▶ _Records shown_
+++++

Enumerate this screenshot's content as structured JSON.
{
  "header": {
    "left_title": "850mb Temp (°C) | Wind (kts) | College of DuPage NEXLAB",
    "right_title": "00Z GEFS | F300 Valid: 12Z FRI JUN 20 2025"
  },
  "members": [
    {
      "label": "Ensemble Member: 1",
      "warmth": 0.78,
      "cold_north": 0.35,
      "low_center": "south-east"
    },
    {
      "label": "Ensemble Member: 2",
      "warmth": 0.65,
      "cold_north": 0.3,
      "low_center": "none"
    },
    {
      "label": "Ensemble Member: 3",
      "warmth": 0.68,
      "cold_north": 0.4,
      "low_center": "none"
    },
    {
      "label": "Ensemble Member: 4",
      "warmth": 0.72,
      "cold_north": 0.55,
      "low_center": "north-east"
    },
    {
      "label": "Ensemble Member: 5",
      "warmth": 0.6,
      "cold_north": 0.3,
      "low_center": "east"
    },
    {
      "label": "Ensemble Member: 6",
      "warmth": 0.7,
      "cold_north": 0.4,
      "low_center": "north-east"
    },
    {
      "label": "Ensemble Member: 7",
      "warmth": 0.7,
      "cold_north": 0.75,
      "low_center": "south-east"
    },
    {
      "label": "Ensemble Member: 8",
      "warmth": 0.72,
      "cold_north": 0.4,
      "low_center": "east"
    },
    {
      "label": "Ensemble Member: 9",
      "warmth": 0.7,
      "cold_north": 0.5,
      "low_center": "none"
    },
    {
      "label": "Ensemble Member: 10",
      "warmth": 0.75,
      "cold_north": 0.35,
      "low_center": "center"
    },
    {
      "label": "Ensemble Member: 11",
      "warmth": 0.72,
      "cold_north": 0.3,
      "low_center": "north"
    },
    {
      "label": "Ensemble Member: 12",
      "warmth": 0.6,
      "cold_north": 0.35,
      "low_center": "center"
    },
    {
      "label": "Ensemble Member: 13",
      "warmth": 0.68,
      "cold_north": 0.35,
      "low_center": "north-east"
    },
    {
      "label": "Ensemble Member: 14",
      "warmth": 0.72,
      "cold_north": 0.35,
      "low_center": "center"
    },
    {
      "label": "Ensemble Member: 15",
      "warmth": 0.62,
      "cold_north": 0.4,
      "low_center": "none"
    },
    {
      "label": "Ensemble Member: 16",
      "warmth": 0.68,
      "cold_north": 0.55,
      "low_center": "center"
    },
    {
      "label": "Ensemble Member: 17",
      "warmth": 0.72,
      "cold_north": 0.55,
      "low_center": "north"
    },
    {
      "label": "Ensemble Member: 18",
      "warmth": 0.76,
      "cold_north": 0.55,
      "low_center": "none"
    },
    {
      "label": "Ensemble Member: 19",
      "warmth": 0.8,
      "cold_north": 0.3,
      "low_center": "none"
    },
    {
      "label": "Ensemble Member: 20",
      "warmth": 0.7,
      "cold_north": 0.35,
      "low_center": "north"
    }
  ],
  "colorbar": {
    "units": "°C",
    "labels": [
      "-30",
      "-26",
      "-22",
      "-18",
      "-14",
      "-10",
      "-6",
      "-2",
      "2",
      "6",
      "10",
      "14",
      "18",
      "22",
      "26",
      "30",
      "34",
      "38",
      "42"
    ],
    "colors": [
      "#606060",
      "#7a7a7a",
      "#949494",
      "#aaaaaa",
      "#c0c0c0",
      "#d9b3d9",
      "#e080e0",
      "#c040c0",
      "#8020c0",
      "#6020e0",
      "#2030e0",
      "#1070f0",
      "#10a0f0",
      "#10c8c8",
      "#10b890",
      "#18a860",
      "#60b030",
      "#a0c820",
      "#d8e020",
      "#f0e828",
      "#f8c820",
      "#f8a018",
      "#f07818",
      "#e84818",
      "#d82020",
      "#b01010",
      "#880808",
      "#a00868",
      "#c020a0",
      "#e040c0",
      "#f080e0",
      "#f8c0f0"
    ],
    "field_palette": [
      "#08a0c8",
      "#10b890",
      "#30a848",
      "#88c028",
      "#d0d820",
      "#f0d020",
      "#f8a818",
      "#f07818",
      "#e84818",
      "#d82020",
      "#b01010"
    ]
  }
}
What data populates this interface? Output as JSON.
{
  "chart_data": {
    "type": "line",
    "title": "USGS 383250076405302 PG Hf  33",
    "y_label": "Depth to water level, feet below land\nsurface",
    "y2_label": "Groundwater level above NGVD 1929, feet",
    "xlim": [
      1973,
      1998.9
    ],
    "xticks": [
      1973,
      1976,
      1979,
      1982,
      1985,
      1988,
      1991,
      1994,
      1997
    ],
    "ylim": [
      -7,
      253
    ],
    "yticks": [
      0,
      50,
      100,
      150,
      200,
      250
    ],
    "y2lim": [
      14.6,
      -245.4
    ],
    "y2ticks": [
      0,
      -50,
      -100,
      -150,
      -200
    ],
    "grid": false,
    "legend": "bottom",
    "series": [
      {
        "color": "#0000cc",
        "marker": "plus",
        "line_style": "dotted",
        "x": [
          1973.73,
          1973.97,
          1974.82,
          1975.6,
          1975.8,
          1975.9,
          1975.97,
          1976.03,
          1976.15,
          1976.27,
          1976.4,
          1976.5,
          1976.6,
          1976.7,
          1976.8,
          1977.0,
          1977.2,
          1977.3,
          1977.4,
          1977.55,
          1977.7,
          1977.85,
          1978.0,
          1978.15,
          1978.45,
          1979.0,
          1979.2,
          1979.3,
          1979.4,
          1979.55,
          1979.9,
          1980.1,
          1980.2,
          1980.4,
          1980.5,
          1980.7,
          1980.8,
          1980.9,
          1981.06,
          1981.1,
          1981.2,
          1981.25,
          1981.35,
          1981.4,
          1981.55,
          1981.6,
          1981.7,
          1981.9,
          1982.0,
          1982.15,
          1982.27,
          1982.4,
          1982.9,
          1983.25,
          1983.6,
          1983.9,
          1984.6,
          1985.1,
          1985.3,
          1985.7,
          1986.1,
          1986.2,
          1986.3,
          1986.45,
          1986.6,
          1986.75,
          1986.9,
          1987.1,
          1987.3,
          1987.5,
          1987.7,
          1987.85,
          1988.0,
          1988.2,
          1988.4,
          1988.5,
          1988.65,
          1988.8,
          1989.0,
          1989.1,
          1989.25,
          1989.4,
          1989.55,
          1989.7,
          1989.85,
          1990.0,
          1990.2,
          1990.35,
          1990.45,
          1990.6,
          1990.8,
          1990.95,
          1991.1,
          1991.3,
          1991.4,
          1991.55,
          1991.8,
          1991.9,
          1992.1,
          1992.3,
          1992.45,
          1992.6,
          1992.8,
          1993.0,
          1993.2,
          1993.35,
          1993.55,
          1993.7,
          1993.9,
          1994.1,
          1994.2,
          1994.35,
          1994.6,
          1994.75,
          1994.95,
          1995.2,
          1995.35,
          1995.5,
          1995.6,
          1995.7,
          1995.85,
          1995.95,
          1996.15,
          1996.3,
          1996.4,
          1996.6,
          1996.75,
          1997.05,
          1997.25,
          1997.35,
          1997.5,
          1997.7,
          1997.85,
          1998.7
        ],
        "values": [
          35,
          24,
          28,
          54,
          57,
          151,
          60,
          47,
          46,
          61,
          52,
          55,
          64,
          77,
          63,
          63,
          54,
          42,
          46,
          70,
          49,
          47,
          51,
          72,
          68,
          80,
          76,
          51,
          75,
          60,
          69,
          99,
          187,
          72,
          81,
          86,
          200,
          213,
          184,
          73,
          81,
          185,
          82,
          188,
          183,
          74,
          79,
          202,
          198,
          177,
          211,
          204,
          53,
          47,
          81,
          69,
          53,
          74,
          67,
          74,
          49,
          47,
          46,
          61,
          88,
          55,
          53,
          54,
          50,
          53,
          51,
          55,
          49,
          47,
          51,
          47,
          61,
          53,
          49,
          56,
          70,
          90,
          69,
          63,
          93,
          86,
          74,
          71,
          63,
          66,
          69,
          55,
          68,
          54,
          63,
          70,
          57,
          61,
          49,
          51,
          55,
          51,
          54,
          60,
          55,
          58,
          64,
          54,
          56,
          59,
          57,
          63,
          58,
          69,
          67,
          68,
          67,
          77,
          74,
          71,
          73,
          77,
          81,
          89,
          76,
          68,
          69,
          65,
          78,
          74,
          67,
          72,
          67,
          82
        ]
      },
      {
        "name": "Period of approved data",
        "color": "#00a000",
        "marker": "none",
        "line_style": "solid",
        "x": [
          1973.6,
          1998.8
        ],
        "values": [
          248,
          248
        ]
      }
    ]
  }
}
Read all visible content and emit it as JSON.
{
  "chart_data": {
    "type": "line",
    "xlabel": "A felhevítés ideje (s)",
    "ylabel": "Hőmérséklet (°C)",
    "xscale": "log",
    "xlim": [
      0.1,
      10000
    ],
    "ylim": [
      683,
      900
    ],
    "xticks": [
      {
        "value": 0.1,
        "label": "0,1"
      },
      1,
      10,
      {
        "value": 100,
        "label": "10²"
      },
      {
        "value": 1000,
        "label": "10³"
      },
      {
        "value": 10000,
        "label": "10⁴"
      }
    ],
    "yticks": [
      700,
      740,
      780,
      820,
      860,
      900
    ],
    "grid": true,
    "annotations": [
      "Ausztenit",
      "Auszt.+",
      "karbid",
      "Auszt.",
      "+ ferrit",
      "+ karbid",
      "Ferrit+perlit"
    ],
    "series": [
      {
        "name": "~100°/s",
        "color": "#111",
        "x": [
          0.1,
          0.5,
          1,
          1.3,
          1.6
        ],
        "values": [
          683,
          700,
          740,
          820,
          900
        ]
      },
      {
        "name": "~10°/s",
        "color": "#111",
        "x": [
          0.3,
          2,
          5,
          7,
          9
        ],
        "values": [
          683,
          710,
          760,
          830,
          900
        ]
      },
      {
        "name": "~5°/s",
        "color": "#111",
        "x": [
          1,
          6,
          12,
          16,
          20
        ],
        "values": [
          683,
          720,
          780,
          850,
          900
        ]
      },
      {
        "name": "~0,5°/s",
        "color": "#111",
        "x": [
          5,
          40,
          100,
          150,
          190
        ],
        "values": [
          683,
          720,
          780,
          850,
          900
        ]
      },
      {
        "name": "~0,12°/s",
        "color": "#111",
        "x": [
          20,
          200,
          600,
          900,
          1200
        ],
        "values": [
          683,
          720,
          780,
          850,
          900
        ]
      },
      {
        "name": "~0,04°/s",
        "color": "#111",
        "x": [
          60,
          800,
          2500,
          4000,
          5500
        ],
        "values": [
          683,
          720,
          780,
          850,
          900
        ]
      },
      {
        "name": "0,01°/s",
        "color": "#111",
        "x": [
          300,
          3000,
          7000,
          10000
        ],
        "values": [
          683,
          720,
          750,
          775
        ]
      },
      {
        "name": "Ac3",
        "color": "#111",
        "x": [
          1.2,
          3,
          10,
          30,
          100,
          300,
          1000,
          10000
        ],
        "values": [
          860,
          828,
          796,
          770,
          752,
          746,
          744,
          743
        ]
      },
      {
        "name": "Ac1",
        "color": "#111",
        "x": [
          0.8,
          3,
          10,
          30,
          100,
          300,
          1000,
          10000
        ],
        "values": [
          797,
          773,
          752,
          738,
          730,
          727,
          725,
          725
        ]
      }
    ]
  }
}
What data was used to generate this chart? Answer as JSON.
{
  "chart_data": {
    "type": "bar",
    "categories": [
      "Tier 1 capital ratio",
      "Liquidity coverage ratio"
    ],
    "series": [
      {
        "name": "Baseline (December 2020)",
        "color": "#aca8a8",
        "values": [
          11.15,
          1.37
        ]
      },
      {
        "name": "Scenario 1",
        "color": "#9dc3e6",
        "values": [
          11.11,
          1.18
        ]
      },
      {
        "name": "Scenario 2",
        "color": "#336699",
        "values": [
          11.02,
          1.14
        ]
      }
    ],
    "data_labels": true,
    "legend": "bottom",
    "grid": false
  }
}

+++++

Quote, without alteration, the final stretch of the entries: the line with "What data was" onward to the last line.

What data was used to generate this chart? Answer as JSON.
{
  "chart_data": {
    "type": "bar",
    "categories": [
      "Tier 1 capital ratio",
      "Liquidity coverage ratio"
    ],
    "series": [
      {
        "name": "Baseline (December 2020)",
        "color": "#aca8a8",
        "values": [
          11.15,
          1.37
        ]
      },
      {
        "name": "Scenario 1",
        "color": "#9dc3e6",
        "values": [
          11.11,
          1.18
        ]
      },
      {
        "name": "Scenario 2",
        "color": "#336699",
        "values": [
          11.02,
          1.14
        ]
      }
    ],
    "data_labels": true,
    "legend": "bottom",
    "grid": false
  }
}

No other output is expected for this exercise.